WHAT IS BEING ASKED: Determine how many lines hold "text" and give only that number.

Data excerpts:
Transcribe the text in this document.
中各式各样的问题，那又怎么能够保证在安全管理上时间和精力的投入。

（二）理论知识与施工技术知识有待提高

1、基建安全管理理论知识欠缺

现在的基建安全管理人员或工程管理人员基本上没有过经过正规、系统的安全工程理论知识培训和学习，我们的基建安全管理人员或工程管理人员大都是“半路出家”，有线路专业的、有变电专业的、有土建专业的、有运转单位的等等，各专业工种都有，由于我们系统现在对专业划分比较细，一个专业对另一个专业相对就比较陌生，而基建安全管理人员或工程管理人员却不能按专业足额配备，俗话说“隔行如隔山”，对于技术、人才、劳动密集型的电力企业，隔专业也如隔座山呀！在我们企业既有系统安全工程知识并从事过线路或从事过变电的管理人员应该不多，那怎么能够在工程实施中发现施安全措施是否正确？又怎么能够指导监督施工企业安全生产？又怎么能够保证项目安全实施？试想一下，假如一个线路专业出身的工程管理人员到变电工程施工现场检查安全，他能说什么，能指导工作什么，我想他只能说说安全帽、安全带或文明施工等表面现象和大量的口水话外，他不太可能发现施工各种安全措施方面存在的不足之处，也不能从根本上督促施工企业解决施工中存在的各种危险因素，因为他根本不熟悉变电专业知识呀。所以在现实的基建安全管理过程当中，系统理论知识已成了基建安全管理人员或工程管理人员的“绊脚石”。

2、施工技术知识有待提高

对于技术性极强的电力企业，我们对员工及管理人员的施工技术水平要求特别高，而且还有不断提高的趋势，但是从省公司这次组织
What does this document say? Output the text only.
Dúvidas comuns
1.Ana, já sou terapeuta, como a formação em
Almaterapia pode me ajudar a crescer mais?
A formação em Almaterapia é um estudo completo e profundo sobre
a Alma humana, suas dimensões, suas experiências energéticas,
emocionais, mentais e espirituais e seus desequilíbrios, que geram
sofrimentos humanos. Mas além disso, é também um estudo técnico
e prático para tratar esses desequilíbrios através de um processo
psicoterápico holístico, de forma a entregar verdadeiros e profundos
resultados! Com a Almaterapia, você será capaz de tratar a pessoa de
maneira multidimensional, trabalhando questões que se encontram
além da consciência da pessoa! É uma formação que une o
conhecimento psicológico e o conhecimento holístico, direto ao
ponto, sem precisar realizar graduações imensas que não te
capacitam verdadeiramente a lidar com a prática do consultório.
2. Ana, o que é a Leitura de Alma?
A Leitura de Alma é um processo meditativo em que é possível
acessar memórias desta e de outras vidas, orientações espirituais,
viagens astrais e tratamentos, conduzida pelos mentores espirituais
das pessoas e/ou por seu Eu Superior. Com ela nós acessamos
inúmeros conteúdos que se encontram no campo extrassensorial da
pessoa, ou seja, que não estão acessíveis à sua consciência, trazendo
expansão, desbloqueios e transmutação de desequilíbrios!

RESULT OF THE TASK: 2